→ **WORK TO COMPLETE**
Extract the full listing below without altering a single character.

→ **DATA FOR THIS EXERCISE**
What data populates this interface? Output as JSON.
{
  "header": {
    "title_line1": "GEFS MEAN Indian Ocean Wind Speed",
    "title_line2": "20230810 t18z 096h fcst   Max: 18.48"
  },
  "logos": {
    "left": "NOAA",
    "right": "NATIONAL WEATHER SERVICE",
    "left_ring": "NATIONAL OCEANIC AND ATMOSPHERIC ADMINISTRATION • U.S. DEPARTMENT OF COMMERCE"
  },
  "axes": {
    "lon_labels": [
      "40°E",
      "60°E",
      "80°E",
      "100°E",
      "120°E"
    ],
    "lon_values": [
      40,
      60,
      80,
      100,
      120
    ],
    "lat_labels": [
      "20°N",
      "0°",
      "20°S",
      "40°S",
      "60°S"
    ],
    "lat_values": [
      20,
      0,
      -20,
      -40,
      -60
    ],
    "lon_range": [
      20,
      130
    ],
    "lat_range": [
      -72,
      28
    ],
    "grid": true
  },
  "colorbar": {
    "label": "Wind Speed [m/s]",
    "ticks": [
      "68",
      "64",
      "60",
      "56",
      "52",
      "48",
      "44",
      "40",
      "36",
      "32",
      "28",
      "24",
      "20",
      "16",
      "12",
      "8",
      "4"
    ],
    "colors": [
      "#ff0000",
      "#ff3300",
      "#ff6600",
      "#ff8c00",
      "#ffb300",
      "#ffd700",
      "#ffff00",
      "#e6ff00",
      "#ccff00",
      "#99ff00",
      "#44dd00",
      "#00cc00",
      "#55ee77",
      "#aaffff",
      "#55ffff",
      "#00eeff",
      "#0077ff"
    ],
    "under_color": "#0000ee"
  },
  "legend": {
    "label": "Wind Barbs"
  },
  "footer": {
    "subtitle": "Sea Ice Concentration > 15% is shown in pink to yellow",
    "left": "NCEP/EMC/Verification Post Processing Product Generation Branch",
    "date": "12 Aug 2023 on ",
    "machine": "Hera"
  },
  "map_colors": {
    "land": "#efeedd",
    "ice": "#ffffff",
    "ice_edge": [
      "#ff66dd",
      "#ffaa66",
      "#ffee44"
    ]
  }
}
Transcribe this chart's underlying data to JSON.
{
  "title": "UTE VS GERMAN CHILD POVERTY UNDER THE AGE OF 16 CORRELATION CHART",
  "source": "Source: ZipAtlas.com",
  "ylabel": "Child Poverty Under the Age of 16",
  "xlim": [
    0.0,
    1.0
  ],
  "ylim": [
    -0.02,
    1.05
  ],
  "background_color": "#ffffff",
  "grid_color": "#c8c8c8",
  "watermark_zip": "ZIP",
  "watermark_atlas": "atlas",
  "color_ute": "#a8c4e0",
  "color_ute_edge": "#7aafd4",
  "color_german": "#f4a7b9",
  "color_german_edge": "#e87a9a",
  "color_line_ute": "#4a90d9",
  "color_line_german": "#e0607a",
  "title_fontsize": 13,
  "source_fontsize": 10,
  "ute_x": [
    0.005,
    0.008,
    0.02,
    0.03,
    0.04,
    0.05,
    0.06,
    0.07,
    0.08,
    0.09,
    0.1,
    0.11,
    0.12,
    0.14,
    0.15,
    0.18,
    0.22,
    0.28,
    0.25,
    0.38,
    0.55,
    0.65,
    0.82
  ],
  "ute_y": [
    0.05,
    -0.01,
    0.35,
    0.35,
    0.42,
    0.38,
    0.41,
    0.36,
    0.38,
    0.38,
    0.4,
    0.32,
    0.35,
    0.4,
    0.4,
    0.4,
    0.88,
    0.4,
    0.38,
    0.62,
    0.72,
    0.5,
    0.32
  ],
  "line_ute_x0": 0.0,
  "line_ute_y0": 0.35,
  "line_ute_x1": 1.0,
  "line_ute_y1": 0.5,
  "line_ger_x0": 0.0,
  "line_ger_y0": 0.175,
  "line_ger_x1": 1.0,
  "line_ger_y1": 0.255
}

→ **FINISHED EXERCISE**
What data populates this interface? Output as JSON.
{
  "header": {
    "title_line1": "GEFS MEAN Indian Ocean Wind Speed",
    "title_line2": "20230810 t18z 096h fcst   Max: 18.48"
  },
  "logos": {
    "left": "NOAA",
    "right": "NATIONAL WEATHER SERVICE",
    "left_ring": "NATIONAL OCEANIC AND ATMOSPHERIC ADMINISTRATION • U.S. DEPARTMENT OF COMMERCE"
  },
  "axes": {
    "lon_labels": [
      "40°E",
      "60°E",
      "80°E",
      "100°E",
      "120°E"
    ],
    "lon_values": [
      40,
      60,
      80,
      100,
      120
    ],
    "lat_labels": [
      "20°N",
      "0°",
      "20°S",
      "40°S",
      "60°S"
    ],
    "lat_values": [
      20,
      0,
      -20,
      -40,
      -60
    ],
    "lon_range": [
      20,
      130
    ],
    "lat_range": [
      -72,
      28
    ],
    "grid": true
  },
  "colorbar": {
    "label": "Wind Speed [m/s]",
    "ticks": [
      "68",
      "64",
      "60",
      "56",
      "52",
      "48",
      "44",
      "40",
      "36",
      "32",
      "28",
      "24",
      "20",
      "16",
      "12",
      "8",
      "4"
    ],
    "colors": [
      "#ff0000",
      "#ff3300",
      "#ff6600",
      "#ff8c00",
      "#ffb300",
      "#ffd700",
      "#ffff00",
      "#e6ff00",
      "#ccff00",
      "#99ff00",
      "#44dd00",
      "#00cc00",
      "#55ee77",
      "#aaffff",
      "#55ffff",
      "#00eeff",
      "#0077ff"
    ],
    "under_color": "#0000ee"
  },
  "legend": {
    "label": "Wind Barbs"
  },
  "footer": {
    "subtitle": "Sea Ice Concentration > 15% is shown in pink to yellow",
    "left": "NCEP/EMC/Verification Post Processing Product Generation Branch",
    "date": "12 Aug 2023 on ",
    "machine": "Hera"
  },
  "map_colors": {
    "land": "#efeedd",
    "ice": "#ffffff",
    "ice_edge": [
      "#ff66dd",
      "#ffaa66",
      "#ffee44"
    ]
  }
}
Transcribe this chart's underlying data to JSON.
{
  "title": "UTE VS GERMAN CHILD POVERTY UNDER THE AGE OF 16 CORRELATION CHART",
  "source": "Source: ZipAtlas.com",
  "ylabel": "Child Poverty Under the Age of 16",
  "xlim": [
    0.0,
    1.0
  ],
  "ylim": [
    -0.02,
    1.05
  ],
  "background_color": "#ffffff",
  "grid_color": "#c8c8c8",
  "watermark_zip": "ZIP",
  "watermark_atlas": "atlas",
  "color_ute": "#a8c4e0",
  "color_ute_edge": "#7aafd4",
  "color_german": "#f4a7b9",
  "color_german_edge": "#e87a9a",
  "color_line_ute": "#4a90d9",
  "color_line_german": "#e0607a",
  "title_fontsize": 13,
  "source_fontsize": 10,
  "ute_x": [
    0.005,
    0.008,
    0.02,
    0.03,
    0.04,
    0.05,
    0.06,
    0.07,
    0.08,
    0.09,
    0.1,
    0.11,
    0.12,
    0.14,
    0.15,
    0.18,
    0.22,
    0.28,
    0.25,
    0.38,
    0.55,
    0.65,
    0.82
  ],
  "ute_y": [
    0.05,
    -0.01,
    0.35,
    0.35,
    0.42,
    0.38,
    0.41,
    0.36,
    0.38,
    0.38,
    0.4,
    0.32,
    0.35,
    0.4,
    0.4,
    0.4,
    0.88,
    0.4,
    0.38,
    0.62,
    0.72,
    0.5,
    0.32
  ],
  "line_ute_x0": 0.0,
  "line_ute_y0": 0.35,
  "line_ute_x1": 1.0,
  "line_ute_y1": 0.5,
  "line_ger_x0": 0.0,
  "line_ger_y0": 0.175,
  "line_ger_x1": 1.0,
  "line_ger_y1": 0.255
}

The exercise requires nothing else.